## Problem statement
Below are some records. Copy every line in them that holds "الولى".

## Excerpted records
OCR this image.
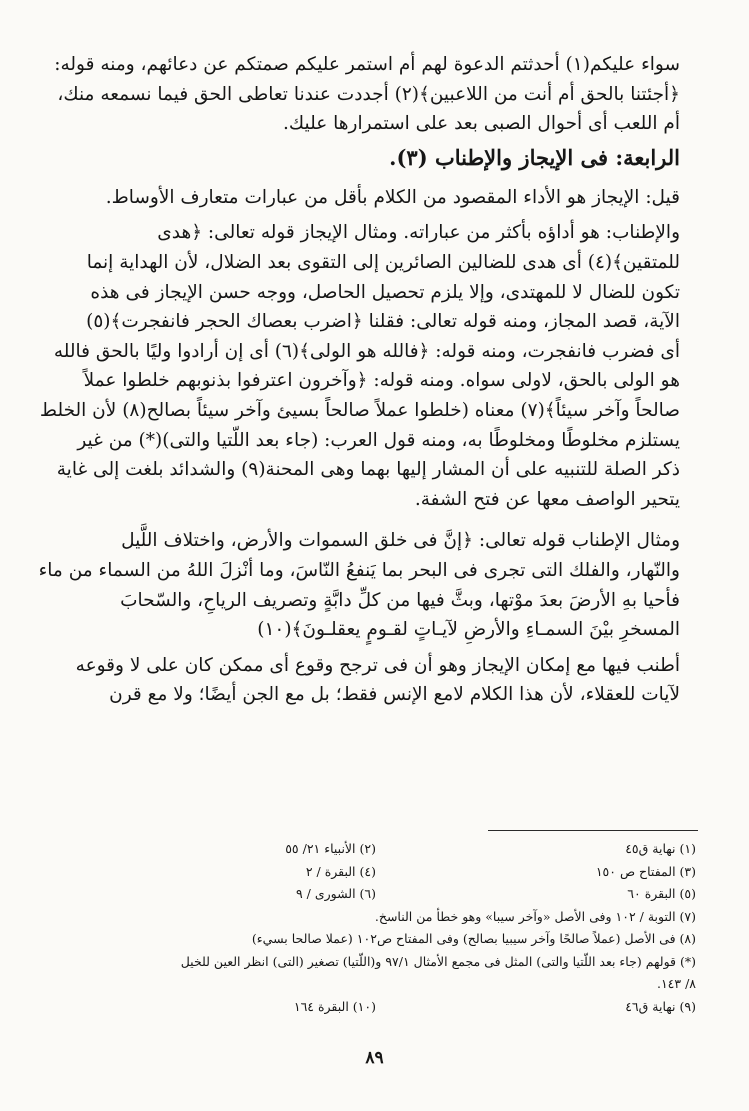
سواء عليكم(١) أحدثتم الدعوة لهم أم استمر عليكم صمتكم عن دعائهم، ومنه قوله:
﴿أجئتنا بالحق أم أنت من اللاعبين﴾(٢) أجددت عندنا تعاطى الحق فيما نسمعه منك،
أم اللعب أى أحوال الصبى بعد على استمرارها عليك.
الرابعة: فى الإيجاز والإطناب (٣).
قيل: الإيجاز هو الأداء المقصود من الكلام بأقل من عبارات متعارف الأوساط.
والإطناب: هو أداؤه بأكثر من عباراته. ومثال الإيجاز قوله تعالى: ﴿هدى
للمتقين﴾(٤) أى هدى للضالين الصائرين إلى التقوى بعد الضلال، لأن الهداية إنما
تكون للضال لا للمهتدى، وإلا يلزم تحصيل الحاصل، ووجه حسن الإيجاز فى هذه
الآية، قصد المجاز، ومنه قوله تعالى: فقلنا ﴿اضرب بعصاك الحجر فانفجرت﴾(٥)
أى فضرب فانفجرت، ومنه قوله: ﴿فالله هو الولى﴾(٦) أى إن أرادوا وليًا بالحق فالله
هو الولى بالحق، لاولى سواه. ومنه قوله: ﴿وآخرون اعترفوا بذنوبهم خلطوا عملاً
صالحاً وآخر سيئاً﴾(٧) معناه (خلطوا عملاً صالحاً بسيئ وآخر سيئاً بصالح(٨) لأن الخلط
يستلزم مخلوطًا ومخلوطًا به، ومنه قول العرب: (جاء بعد اللّتيا والتى)(*) من غير
ذكر الصلة للتنبيه على أن المشار إليها بهما وهى المحنة(٩) والشدائد بلغت إلى غاية
يتحير الواصف معها عن فتح الشفة.
ومثال الإطناب قوله تعالى: ﴿إنَّ فى خلق السموات والأرض، واختلاف اللَّيل
والنّهار، والفلك التى تجرى فى البحر بما يَنفعُ النّاسَ، وما أنْزلَ اللهُ من السماء من ماء
فأحيا بهِ الأرضَ بعدَ موْتها، وبثَّ فيها من كلِّ دابَّةٍ وتصريف الرياحِ، والسّحابَ
المسخرِ بيْنَ السمـاءِ والأرضِ لآيـاتٍ لقـومٍ يعقلـونَ﴾(١٠)
أطنب فيها مع إمكان الإيجاز وهو أن فى ترجح وقوع أى ممكن كان على لا وقوعه
لآيات للعقلاء، لأن هذا الكلام لامع الإنس فقط؛ بل مع الجن أيضًا؛ ولا مع قرن
(١) نهاية ق٤٥
(٢) الأنبياء ٢١/ ٥٥
(٣) المفتاح ص ١٥٠
(٤) البقرة / ٢
(٥) البقرة ٦٠
(٦) الشورى / ٩
(٧) التوبة / ١٠٢ وفى الأصل «وآخر سيبا» وهو خطأ من الناسخ.
(٨) فى الأصل (عملاً صالحًا وآخر سيبيا بصالح) وفى المفتاح ص١٠٢ (عملا صالحا بسيء)
(*) قولهم (جاء بعد اللّتيا والتى) المثل فى مجمع الأمثال ٩٧/١ و(اللّتيا) تصغير (التى) انظر العين للخيل
٨/ ١٤٣.
(٩) نهاية ق٤٦
(١٠) البقرة ١٦٤
٨٩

## Answer to the problem
أى فضرب فانفجرت، ومنه قوله: ﴿فالله هو الولى﴾(٦) أى إن أرادوا وليًا بالحق فالله
هو الولى بالحق، لاولى سواه. ومنه قوله: ﴿وآخرون اعترفوا بذنوبهم خلطوا عملاً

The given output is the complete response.